▶ [DATA FOR THIS TASK]:
+++
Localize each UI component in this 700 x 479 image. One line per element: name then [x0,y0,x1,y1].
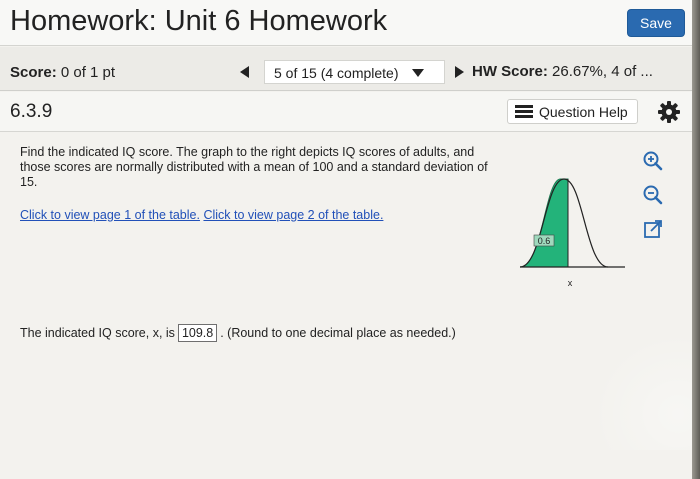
area-label: 0.6 [538,236,551,246]
zoom-in-icon[interactable] [641,149,665,173]
question-help-label: Question Help [539,104,628,120]
gear-icon[interactable] [657,100,681,124]
list-icon [515,105,533,119]
question-content: Find the indicated IQ score. The graph t… [0,133,692,479]
table-page-2-link[interactable]: Click to view page 2 of the table. [203,208,383,222]
caret-down-icon [412,69,424,77]
page-title: Homework: Unit 6 Homework [10,5,388,37]
title-bar: Homework: Unit 6 Homework Save [0,0,692,46]
shaded-area [520,178,569,268]
table-links: Click to view page 1 of the table. Click… [20,208,383,222]
score-value: 0 of 1 pt [56,64,116,81]
question-help-button[interactable]: Question Help [507,99,638,124]
answer-suffix: . (Round to one decimal place as needed.… [220,326,456,340]
question-number: 6.3.9 [10,101,53,122]
score-display: Score: 0 of 1 pt [10,64,115,81]
answer-input[interactable]: 109.8 [177,324,218,342]
question-progress-dropdown[interactable]: 5 of 15 (4 complete) [264,60,445,84]
popout-icon[interactable] [641,217,665,241]
hw-score-value: 26.67%, 4 of ... [547,63,653,80]
hw-score-display: HW Score: 26.67%, 4 of ... [472,63,653,80]
answer-prefix: The indicated IQ score, x, is [20,326,175,340]
previous-question-button[interactable] [240,65,252,79]
monitor-bezel [692,0,700,479]
save-button[interactable]: Save [627,9,685,37]
score-label: Score: [10,64,57,81]
next-question-button[interactable] [453,65,465,79]
hw-score-label: HW Score: [472,63,548,80]
x-axis-label: x [568,278,573,288]
table-page-1-link[interactable]: Click to view page 1 of the table. [20,208,200,222]
answer-line: The indicated IQ score, x, is 109.8 . (R… [20,324,456,342]
question-bar: 6.3.9 Question Help [0,92,692,132]
normal-distribution-graph: 0.6 x [520,178,625,288]
homework-screen: Homework: Unit 6 Homework Save Score: 0 … [0,0,692,479]
zoom-out-icon[interactable] [641,183,665,207]
problem-text: Find the indicated IQ score. The graph t… [20,145,488,189]
score-bar: Score: 0 of 1 pt 5 of 15 (4 complete) HW… [0,47,692,91]
question-progress-text: 5 of 15 (4 complete) [274,65,399,81]
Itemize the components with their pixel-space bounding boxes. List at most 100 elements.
+++
▶ [WHAT YOU WILL DO]: Copy out every entry above line for line, omitting the pictures.

▶ [CORRECT OUTPUT]:
Localize each UI component in this 700 x 479 image. One line per element: name then [x0,y0,x1,y1].
area-label: 0.6 [538,236,551,246]
zoom-in-icon[interactable] [641,149,665,173]
question-help-label: Question Help [539,104,628,120]
gear-icon[interactable] [657,100,681,124]
list-icon [515,105,533,119]
question-content: Find the indicated IQ score. The graph t… [0,133,692,479]
table-page-2-link[interactable]: Click to view page 2 of the table. [203,208,383,222]
caret-down-icon [412,69,424,77]
page-title: Homework: Unit 6 Homework [10,5,388,37]
title-bar: Homework: Unit 6 Homework Save [0,0,692,46]
shaded-area [520,178,569,268]
table-links: Click to view page 1 of the table. Click… [20,208,383,222]
score-value: 0 of 1 pt [56,64,116,81]
question-help-button[interactable]: Question Help [507,99,638,124]
answer-suffix: . (Round to one decimal place as needed.… [220,326,456,340]
question-number: 6.3.9 [10,101,53,122]
score-display: Score: 0 of 1 pt [10,64,115,81]
answer-input[interactable]: 109.8 [177,324,218,342]
question-progress-dropdown[interactable]: 5 of 15 (4 complete) [264,60,445,84]
popout-icon[interactable] [641,217,665,241]
hw-score-value: 26.67%, 4 of ... [547,63,653,80]
hw-score-display: HW Score: 26.67%, 4 of ... [472,63,653,80]
answer-prefix: The indicated IQ score, x, is [20,326,175,340]
previous-question-button[interactable] [240,65,252,79]
monitor-bezel [692,0,700,479]
save-button[interactable]: Save [627,9,685,37]
score-label: Score: [10,64,57,81]
next-question-button[interactable] [453,65,465,79]
hw-score-label: HW Score: [472,63,548,80]
x-axis-label: x [568,278,573,288]
table-page-1-link[interactable]: Click to view page 1 of the table. [20,208,200,222]
answer-line: The indicated IQ score, x, is 109.8 . (R… [20,324,456,342]
question-bar: 6.3.9 Question Help [0,92,692,132]
normal-distribution-graph: 0.6 x [520,178,625,288]
homework-screen: Homework: Unit 6 Homework Save Score: 0 … [0,0,692,479]
zoom-out-icon[interactable] [641,183,665,207]
problem-text: Find the indicated IQ score. The graph t… [20,145,488,189]
score-bar: Score: 0 of 1 pt 5 of 15 (4 complete) HW… [0,47,692,91]
question-progress-text: 5 of 15 (4 complete) [274,65,399,81]
Itemize the components with their pixel-space bounding boxes. List at most 100 elements.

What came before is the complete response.